[CHALLENGE]:
Identify the lines containing the word "ACSI". Copy each one.

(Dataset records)
+ + +

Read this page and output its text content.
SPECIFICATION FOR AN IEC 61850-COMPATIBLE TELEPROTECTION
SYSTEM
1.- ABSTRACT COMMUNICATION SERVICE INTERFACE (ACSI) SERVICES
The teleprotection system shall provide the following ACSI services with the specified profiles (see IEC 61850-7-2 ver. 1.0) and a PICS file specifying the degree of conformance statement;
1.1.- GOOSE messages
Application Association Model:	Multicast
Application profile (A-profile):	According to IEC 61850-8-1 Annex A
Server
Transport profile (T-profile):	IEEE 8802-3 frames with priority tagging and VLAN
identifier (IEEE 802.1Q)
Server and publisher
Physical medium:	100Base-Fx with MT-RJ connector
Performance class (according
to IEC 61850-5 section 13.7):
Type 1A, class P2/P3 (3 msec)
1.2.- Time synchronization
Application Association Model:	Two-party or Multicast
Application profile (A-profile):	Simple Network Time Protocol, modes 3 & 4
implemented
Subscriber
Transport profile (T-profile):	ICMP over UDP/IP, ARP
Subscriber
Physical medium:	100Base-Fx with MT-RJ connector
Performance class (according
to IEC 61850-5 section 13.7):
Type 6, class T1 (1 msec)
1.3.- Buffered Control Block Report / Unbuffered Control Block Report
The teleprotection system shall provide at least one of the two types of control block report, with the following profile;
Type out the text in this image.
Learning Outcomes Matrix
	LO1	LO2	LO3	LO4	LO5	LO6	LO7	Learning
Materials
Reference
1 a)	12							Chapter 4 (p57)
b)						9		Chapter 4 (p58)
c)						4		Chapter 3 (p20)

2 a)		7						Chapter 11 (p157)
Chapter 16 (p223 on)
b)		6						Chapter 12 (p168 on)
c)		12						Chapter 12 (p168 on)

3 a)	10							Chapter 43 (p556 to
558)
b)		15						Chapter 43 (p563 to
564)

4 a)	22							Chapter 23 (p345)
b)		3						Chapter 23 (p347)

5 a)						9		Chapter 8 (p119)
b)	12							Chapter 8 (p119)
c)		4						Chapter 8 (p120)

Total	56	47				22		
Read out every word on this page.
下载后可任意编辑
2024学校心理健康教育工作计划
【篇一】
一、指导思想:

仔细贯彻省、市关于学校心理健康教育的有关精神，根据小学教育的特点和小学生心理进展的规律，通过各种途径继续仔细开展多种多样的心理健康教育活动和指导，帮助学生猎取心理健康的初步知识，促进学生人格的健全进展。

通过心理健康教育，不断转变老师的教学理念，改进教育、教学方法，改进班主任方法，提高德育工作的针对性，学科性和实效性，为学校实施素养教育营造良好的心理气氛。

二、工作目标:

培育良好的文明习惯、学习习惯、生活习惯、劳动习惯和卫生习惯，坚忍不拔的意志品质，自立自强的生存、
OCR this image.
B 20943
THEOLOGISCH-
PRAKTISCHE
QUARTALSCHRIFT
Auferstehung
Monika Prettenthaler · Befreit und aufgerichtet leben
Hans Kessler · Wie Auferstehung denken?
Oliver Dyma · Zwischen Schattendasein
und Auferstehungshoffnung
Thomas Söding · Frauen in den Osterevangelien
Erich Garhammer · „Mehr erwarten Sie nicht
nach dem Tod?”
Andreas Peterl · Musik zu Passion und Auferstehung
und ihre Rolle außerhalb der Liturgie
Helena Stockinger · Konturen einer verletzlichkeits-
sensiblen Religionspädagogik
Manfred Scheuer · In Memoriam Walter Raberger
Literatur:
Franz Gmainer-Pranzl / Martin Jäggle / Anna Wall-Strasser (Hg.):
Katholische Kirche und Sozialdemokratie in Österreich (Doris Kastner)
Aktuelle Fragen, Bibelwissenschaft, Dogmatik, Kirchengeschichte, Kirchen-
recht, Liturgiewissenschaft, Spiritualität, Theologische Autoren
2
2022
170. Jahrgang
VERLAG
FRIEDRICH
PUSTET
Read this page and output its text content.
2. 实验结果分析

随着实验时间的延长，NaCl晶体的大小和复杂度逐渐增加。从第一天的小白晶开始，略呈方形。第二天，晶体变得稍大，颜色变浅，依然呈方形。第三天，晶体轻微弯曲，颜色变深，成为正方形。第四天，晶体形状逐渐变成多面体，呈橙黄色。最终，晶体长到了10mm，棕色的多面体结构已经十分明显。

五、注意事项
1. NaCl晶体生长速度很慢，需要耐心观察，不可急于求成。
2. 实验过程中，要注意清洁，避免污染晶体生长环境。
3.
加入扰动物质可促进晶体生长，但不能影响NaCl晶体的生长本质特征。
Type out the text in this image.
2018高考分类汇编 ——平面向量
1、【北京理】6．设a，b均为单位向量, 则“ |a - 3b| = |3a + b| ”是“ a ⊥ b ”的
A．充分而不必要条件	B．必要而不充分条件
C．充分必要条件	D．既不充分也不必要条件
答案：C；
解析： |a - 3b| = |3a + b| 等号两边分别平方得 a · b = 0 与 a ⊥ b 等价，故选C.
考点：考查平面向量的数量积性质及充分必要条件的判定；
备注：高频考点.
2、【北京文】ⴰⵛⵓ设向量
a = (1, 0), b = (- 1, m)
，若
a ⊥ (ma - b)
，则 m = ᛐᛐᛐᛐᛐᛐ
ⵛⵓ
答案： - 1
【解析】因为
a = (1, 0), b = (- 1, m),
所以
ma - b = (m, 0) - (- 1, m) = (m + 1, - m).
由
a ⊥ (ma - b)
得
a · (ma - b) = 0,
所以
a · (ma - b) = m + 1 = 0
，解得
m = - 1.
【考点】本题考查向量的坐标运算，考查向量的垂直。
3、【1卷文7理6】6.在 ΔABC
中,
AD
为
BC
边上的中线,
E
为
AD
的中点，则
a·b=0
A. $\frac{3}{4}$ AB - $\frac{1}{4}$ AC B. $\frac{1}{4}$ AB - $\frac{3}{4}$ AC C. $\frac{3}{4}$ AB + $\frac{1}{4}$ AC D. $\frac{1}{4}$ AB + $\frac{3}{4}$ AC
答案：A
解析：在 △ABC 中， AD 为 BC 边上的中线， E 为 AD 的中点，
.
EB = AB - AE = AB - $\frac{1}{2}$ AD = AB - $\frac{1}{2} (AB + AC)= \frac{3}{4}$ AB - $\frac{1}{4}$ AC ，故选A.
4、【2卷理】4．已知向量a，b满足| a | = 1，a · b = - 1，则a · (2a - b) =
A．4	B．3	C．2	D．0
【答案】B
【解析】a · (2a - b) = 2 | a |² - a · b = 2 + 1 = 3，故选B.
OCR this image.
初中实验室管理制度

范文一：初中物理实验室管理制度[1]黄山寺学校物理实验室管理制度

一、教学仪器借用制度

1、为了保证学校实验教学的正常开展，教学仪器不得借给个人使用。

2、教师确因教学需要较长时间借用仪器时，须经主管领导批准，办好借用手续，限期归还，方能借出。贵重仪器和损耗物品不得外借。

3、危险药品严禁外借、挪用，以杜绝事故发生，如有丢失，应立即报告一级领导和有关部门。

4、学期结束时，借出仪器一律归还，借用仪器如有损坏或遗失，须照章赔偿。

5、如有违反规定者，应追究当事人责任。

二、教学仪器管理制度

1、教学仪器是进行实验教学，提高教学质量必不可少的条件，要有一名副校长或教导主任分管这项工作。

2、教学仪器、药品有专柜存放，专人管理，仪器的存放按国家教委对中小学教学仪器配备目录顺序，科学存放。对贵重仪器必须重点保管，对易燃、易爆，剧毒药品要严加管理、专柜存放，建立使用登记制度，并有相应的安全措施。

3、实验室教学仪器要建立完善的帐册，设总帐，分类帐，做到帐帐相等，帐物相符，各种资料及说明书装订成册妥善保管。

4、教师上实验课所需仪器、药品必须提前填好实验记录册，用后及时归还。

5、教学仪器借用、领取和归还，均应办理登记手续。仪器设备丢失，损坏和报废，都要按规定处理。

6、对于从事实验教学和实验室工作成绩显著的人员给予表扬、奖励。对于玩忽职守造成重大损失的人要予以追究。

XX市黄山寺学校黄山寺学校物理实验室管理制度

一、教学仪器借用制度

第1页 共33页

+ + +

[RESPONSE]:
1.- ABSTRACT COMMUNICATION SERVICE INTERFACE (ACSI) SERVICES
The teleprotection system shall provide the following ACSI services with the specified profiles (see IEC 61850-7-2 ver. 1.0) and a PICS file specifying the degree of conformance statement;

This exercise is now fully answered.